--- start Data extract ---

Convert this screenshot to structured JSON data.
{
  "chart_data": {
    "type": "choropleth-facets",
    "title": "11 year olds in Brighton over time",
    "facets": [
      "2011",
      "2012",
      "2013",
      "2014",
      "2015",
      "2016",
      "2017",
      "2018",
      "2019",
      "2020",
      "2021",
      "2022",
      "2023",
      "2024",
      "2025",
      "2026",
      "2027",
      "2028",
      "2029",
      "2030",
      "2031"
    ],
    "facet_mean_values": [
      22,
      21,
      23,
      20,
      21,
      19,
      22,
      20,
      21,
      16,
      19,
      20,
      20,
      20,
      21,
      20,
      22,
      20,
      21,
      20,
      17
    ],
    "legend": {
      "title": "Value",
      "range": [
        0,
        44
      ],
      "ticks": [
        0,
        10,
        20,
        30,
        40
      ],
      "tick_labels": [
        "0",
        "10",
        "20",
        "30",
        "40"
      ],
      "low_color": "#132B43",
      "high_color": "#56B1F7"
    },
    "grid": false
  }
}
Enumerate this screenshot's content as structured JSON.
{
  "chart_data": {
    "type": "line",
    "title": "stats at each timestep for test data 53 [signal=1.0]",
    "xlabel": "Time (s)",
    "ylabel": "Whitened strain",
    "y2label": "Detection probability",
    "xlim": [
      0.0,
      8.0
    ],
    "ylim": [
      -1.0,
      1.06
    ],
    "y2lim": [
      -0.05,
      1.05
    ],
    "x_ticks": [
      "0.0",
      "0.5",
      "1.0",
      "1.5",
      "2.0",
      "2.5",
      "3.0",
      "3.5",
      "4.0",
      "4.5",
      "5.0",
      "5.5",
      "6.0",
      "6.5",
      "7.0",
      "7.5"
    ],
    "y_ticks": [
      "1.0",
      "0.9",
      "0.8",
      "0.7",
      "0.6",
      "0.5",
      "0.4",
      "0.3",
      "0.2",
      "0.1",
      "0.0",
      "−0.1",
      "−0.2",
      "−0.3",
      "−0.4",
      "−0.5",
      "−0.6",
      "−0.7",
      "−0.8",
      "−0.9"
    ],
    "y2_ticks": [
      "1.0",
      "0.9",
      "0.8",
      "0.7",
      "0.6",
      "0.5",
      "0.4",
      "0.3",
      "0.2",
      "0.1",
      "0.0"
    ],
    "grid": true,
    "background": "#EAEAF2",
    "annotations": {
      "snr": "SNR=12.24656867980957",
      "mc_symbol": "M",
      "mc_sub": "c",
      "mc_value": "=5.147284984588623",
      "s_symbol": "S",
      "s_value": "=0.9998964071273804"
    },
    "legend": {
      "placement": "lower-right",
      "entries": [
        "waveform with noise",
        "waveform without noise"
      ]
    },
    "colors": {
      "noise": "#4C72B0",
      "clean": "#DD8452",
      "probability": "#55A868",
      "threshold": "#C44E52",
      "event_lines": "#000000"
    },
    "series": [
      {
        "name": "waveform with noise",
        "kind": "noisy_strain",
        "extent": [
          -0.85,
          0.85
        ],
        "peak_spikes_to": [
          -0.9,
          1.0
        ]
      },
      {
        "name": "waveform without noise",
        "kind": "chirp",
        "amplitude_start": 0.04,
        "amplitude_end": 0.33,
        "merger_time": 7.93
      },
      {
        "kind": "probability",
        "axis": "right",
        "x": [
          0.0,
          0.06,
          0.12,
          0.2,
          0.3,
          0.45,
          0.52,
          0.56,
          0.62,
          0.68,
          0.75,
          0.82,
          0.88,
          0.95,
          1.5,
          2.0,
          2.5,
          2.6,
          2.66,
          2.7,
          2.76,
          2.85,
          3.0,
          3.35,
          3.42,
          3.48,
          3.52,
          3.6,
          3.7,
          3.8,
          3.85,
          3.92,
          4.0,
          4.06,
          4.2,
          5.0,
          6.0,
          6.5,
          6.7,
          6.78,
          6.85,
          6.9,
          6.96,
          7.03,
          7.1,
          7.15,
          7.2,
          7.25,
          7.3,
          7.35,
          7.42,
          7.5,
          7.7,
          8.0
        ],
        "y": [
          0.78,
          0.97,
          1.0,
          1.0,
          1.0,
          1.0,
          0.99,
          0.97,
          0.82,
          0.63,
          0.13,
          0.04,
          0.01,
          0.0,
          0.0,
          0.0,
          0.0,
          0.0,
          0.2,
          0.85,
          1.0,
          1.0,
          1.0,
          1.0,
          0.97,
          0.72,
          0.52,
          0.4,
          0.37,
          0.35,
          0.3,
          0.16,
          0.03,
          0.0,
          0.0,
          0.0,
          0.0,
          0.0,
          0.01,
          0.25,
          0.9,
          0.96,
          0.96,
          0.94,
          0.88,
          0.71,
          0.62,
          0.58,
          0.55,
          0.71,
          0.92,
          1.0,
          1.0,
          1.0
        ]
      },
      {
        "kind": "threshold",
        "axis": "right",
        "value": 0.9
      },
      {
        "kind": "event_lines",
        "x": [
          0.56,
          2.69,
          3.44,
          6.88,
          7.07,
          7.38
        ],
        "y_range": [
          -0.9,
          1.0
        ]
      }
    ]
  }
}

--- end Data extract ---

### What you are asked to do
All of the data shown above must be copied exactly.

### In response
Convert this screenshot to structured JSON data.
{
  "chart_data": {
    "type": "choropleth-facets",
    "title": "11 year olds in Brighton over time",
    "facets": [
      "2011",
      "2012",
      "2013",
      "2014",
      "2015",
      "2016",
      "2017",
      "2018",
      "2019",
      "2020",
      "2021",
      "2022",
      "2023",
      "2024",
      "2025",
      "2026",
      "2027",
      "2028",
      "2029",
      "2030",
      "2031"
    ],
    "facet_mean_values": [
      22,
      21,
      23,
      20,
      21,
      19,
      22,
      20,
      21,
      16,
      19,
      20,
      20,
      20,
      21,
      20,
      22,
      20,
      21,
      20,
      17
    ],
    "legend": {
      "title": "Value",
      "range": [
        0,
        44
      ],
      "ticks": [
        0,
        10,
        20,
        30,
        40
      ],
      "tick_labels": [
        "0",
        "10",
        "20",
        "30",
        "40"
      ],
      "low_color": "#132B43",
      "high_color": "#56B1F7"
    },
    "grid": false
  }
}
Enumerate this screenshot's content as structured JSON.
{
  "chart_data": {
    "type": "line",
    "title": "stats at each timestep for test data 53 [signal=1.0]",
    "xlabel": "Time (s)",
    "ylabel": "Whitened strain",
    "y2label": "Detection probability",
    "xlim": [
      0.0,
      8.0
    ],
    "ylim": [
      -1.0,
      1.06
    ],
    "y2lim": [
      -0.05,
      1.05
    ],
    "x_ticks": [
      "0.0",
      "0.5",
      "1.0",
      "1.5",
      "2.0",
      "2.5",
      "3.0",
      "3.5",
      "4.0",
      "4.5",
      "5.0",
      "5.5",
      "6.0",
      "6.5",
      "7.0",
      "7.5"
    ],
    "y_ticks": [
      "1.0",
      "0.9",
      "0.8",
      "0.7",
      "0.6",
      "0.5",
      "0.4",
      "0.3",
      "0.2",
      "0.1",
      "0.0",
      "−0.1",
      "−0.2",
      "−0.3",
      "−0.4",
      "−0.5",
      "−0.6",
      "−0.7",
      "−0.8",
      "−0.9"
    ],
    "y2_ticks": [
      "1.0",
      "0.9",
      "0.8",
      "0.7",
      "0.6",
      "0.5",
      "0.4",
      "0.3",
      "0.2",
      "0.1",
      "0.0"
    ],
    "grid": true,
    "background": "#EAEAF2",
    "annotations": {
      "snr": "SNR=12.24656867980957",
      "mc_symbol": "M",
      "mc_sub": "c",
      "mc_value": "=5.147284984588623",
      "s_symbol": "S",
      "s_value": "=0.9998964071273804"
    },
    "legend": {
      "placement": "lower-right",
      "entries": [
        "waveform with noise",
        "waveform without noise"
      ]
    },
    "colors": {
      "noise": "#4C72B0",
      "clean": "#DD8452",
      "probability": "#55A868",
      "threshold": "#C44E52",
      "event_lines": "#000000"
    },
    "series": [
      {
        "name": "waveform with noise",
        "kind": "noisy_strain",
        "extent": [
          -0.85,
          0.85
        ],
        "peak_spikes_to": [
          -0.9,
          1.0
        ]
      },
      {
        "name": "waveform without noise",
        "kind": "chirp",
        "amplitude_start": 0.04,
        "amplitude_end": 0.33,
        "merger_time": 7.93
      },
      {
        "kind": "probability",
        "axis": "right",
        "x": [
          0.0,
          0.06,
          0.12,
          0.2,
          0.3,
          0.45,
          0.52,
          0.56,
          0.62,
          0.68,
          0.75,
          0.82,
          0.88,
          0.95,
          1.5,
          2.0,
          2.5,
          2.6,
          2.66,
          2.7,
          2.76,
          2.85,
          3.0,
          3.35,
          3.42,
          3.48,
          3.52,
          3.6,
          3.7,
          3.8,
          3.85,
          3.92,
          4.0,
          4.06,
          4.2,
          5.0,
          6.0,
          6.5,
          6.7,
          6.78,
          6.85,
          6.9,
          6.96,
          7.03,
          7.1,
          7.15,
          7.2,
          7.25,
          7.3,
          7.35,
          7.42,
          7.5,
          7.7,
          8.0
        ],
        "y": [
          0.78,
          0.97,
          1.0,
          1.0,
          1.0,
          1.0,
          0.99,
          0.97,
          0.82,
          0.63,
          0.13,
          0.04,
          0.01,
          0.0,
          0.0,
          0.0,
          0.0,
          0.0,
          0.2,
          0.85,
          1.0,
          1.0,
          1.0,
          1.0,
          0.97,
          0.72,
          0.52,
          0.4,
          0.37,
          0.35,
          0.3,
          0.16,
          0.03,
          0.0,
          0.0,
          0.0,
          0.0,
          0.0,
          0.01,
          0.25,
          0.9,
          0.96,
          0.96,
          0.94,
          0.88,
          0.71,
          0.62,
          0.58,
          0.55,
          0.71,
          0.92,
          1.0,
          1.0,
          1.0
        ]
      },
      {
        "kind": "threshold",
        "axis": "right",
        "value": 0.9
      },
      {
        "kind": "event_lines",
        "x": [
          0.56,
          2.69,
          3.44,
          6.88,
          7.07,
          7.38
        ],
        "y_range": [
          -0.9,
          1.0
        ]
      }
    ]
  }
}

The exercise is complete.